In the copy, include every entry exactly but none of the pictures.

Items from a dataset
**********

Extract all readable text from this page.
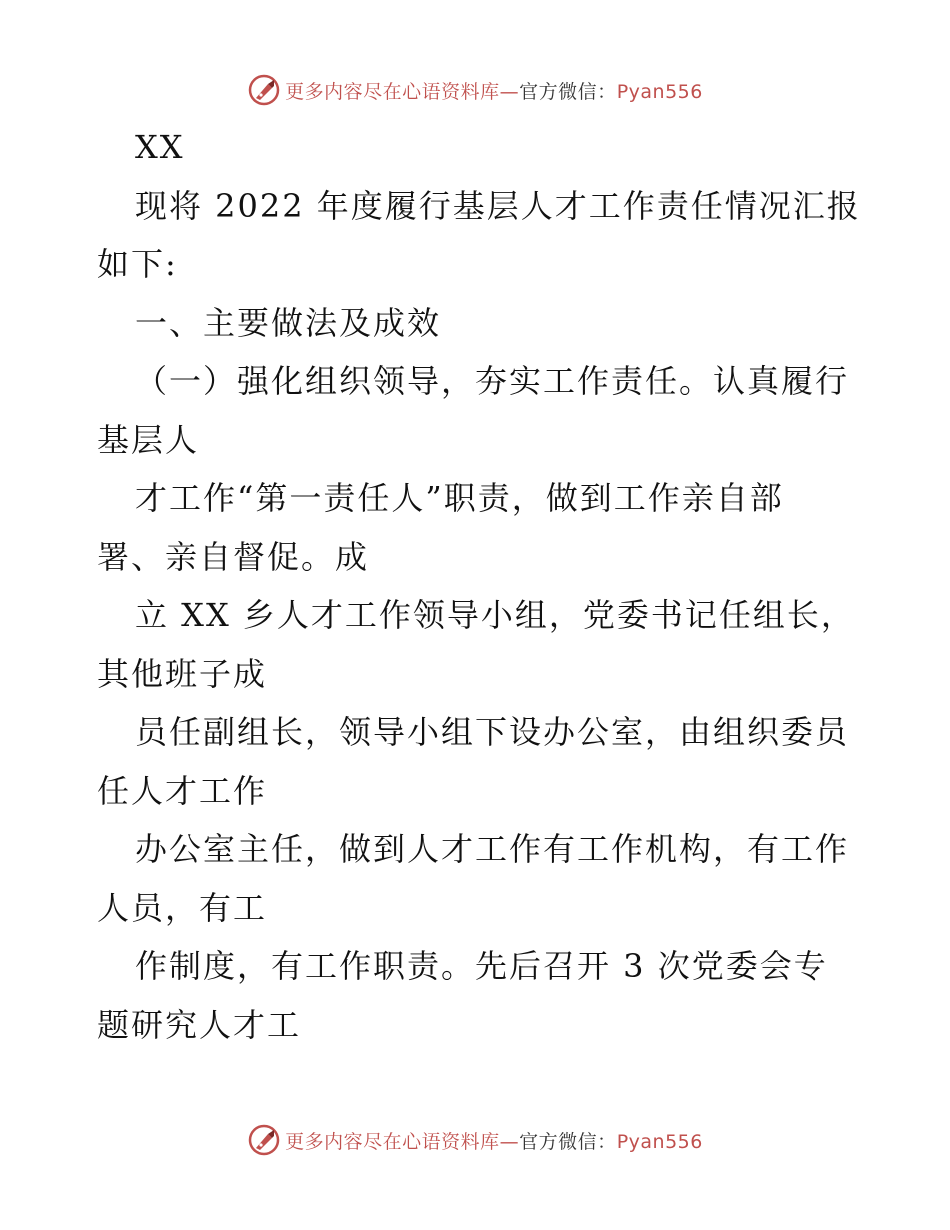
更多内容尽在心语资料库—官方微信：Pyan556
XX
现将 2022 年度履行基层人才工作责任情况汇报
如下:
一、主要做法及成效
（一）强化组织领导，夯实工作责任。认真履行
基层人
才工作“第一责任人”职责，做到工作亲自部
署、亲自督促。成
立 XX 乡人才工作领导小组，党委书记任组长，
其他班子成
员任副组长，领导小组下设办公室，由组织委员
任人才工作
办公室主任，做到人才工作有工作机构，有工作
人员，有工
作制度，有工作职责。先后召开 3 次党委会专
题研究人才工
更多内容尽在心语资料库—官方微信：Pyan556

**********

Task answer:
Extract all readable text from this page.
更多内容尽在心语资料库—官方微信：Pyan556
XX
现将 2022 年度履行基层人才工作责任情况汇报
如下:
一、主要做法及成效
（一）强化组织领导，夯实工作责任。认真履行
基层人
才工作“第一责任人”职责，做到工作亲自部
署、亲自督促。成
立 XX 乡人才工作领导小组，党委书记任组长，
其他班子成
员任副组长，领导小组下设办公室，由组织委员
任人才工作
办公室主任，做到人才工作有工作机构，有工作
人员，有工
作制度，有工作职责。先后召开 3 次党委会专
题研究人才工
更多内容尽在心语资料库—官方微信：Pyan556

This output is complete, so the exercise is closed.